Your task is to repeat all of the data exactly while excluding the pictures.

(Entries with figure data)
# # # # #

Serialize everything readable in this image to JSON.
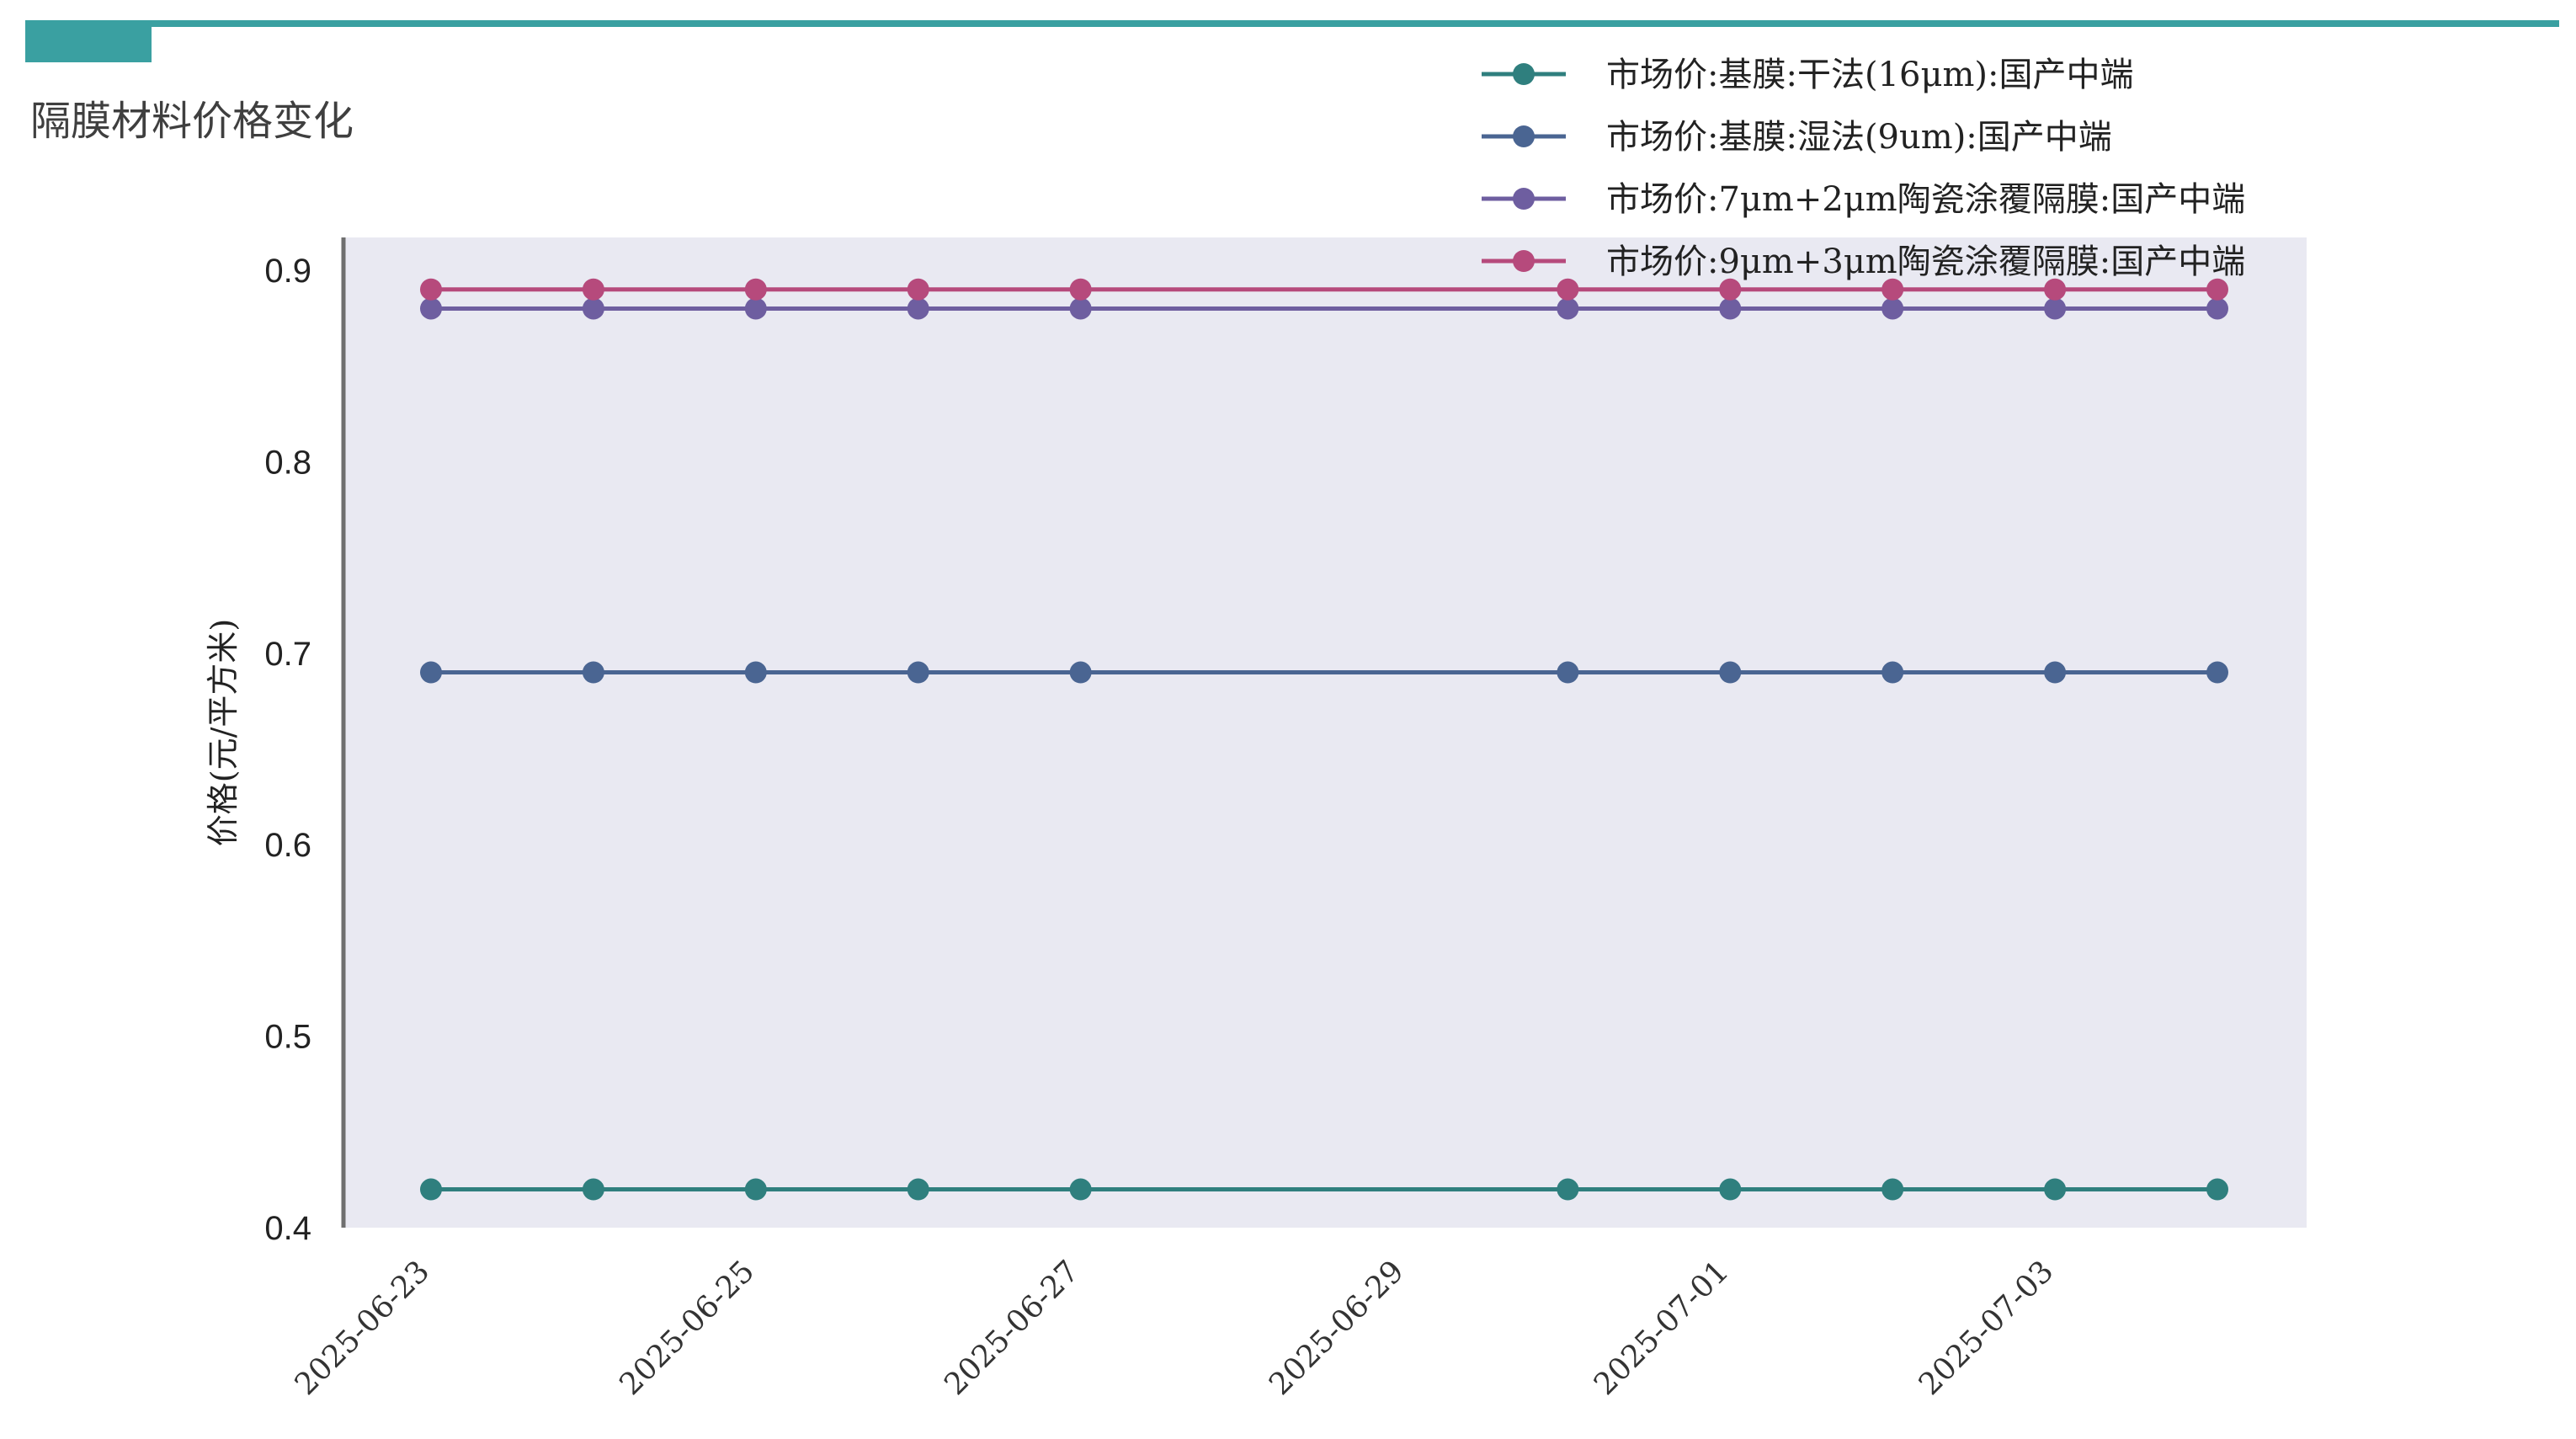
{
  "page": {
    "title": "隔膜材料价格变化"
  },
  "colors": {
    "accent": "#3aa0a1",
    "plot_bg": "#e9e9f2",
    "axis": "#6f6f6f"
  },
  "chart_data": {
    "type": "line",
    "title": "",
    "xlabel": "",
    "ylabel": "价格(元/平方米)",
    "x": [
      "2025-06-23",
      "2025-06-24",
      "2025-06-25",
      "2025-06-26",
      "2025-06-27",
      "2025-06-30",
      "2025-07-01",
      "2025-07-02",
      "2025-07-03",
      "2025-07-04"
    ],
    "xticks": [
      "2025-06-23",
      "2025-06-25",
      "2025-06-27",
      "2025-06-29",
      "2025-07-01",
      "2025-07-03"
    ],
    "xlim": [
      "2025-06-22",
      "2025-07-05"
    ],
    "ylim": [
      0.4,
      0.92
    ],
    "yticks": [
      0.4,
      0.5,
      0.6,
      0.7,
      0.8,
      0.9
    ],
    "ytick_labels": [
      "0.4",
      "0.5",
      "0.6",
      "0.7",
      "0.8",
      "0.9"
    ],
    "grid": false,
    "legend_position": "top-right",
    "series": [
      {
        "name": "市场价:基膜:干法(16μm):国产中端",
        "color": "#2f7f7e",
        "values": [
          0.42,
          0.42,
          0.42,
          0.42,
          0.42,
          0.42,
          0.42,
          0.42,
          0.42,
          0.42
        ]
      },
      {
        "name": "市场价:基膜:湿法(9um):国产中端",
        "color": "#4a6592",
        "values": [
          0.69,
          0.69,
          0.69,
          0.69,
          0.69,
          0.69,
          0.69,
          0.69,
          0.69,
          0.69
        ]
      },
      {
        "name": "市场价:7μm+2μm陶瓷涂覆隔膜:国产中端",
        "color": "#6e5ea0",
        "values": [
          0.88,
          0.88,
          0.88,
          0.88,
          0.88,
          0.88,
          0.88,
          0.88,
          0.88,
          0.88
        ]
      },
      {
        "name": "市场价:9μm+3μm陶瓷涂覆隔膜:国产中端",
        "color": "#b64a7c",
        "values": [
          0.89,
          0.89,
          0.89,
          0.89,
          0.89,
          0.89,
          0.89,
          0.89,
          0.89,
          0.89
        ]
      }
    ]
  }
}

# # # # #

SOLVED PROBLEM:
Serialize everything readable in this image to JSON.
{
  "page": {
    "title": "隔膜材料价格变化"
  },
  "colors": {
    "accent": "#3aa0a1",
    "plot_bg": "#e9e9f2",
    "axis": "#6f6f6f"
  },
  "chart_data": {
    "type": "line",
    "title": "",
    "xlabel": "",
    "ylabel": "价格(元/平方米)",
    "x": [
      "2025-06-23",
      "2025-06-24",
      "2025-06-25",
      "2025-06-26",
      "2025-06-27",
      "2025-06-30",
      "2025-07-01",
      "2025-07-02",
      "2025-07-03",
      "2025-07-04"
    ],
    "xticks": [
      "2025-06-23",
      "2025-06-25",
      "2025-06-27",
      "2025-06-29",
      "2025-07-01",
      "2025-07-03"
    ],
    "xlim": [
      "2025-06-22",
      "2025-07-05"
    ],
    "ylim": [
      0.4,
      0.92
    ],
    "yticks": [
      0.4,
      0.5,
      0.6,
      0.7,
      0.8,
      0.9
    ],
    "ytick_labels": [
      "0.4",
      "0.5",
      "0.6",
      "0.7",
      "0.8",
      "0.9"
    ],
    "grid": false,
    "legend_position": "top-right",
    "series": [
      {
        "name": "市场价:基膜:干法(16μm):国产中端",
        "color": "#2f7f7e",
        "values": [
          0.42,
          0.42,
          0.42,
          0.42,
          0.42,
          0.42,
          0.42,
          0.42,
          0.42,
          0.42
        ]
      },
      {
        "name": "市场价:基膜:湿法(9um):国产中端",
        "color": "#4a6592",
        "values": [
          0.69,
          0.69,
          0.69,
          0.69,
          0.69,
          0.69,
          0.69,
          0.69,
          0.69,
          0.69
        ]
      },
      {
        "name": "市场价:7μm+2μm陶瓷涂覆隔膜:国产中端",
        "color": "#6e5ea0",
        "values": [
          0.88,
          0.88,
          0.88,
          0.88,
          0.88,
          0.88,
          0.88,
          0.88,
          0.88,
          0.88
        ]
      },
      {
        "name": "市场价:9μm+3μm陶瓷涂覆隔膜:国产中端",
        "color": "#b64a7c",
        "values": [
          0.89,
          0.89,
          0.89,
          0.89,
          0.89,
          0.89,
          0.89,
          0.89,
          0.89,
          0.89
        ]
      }
    ]
  }
}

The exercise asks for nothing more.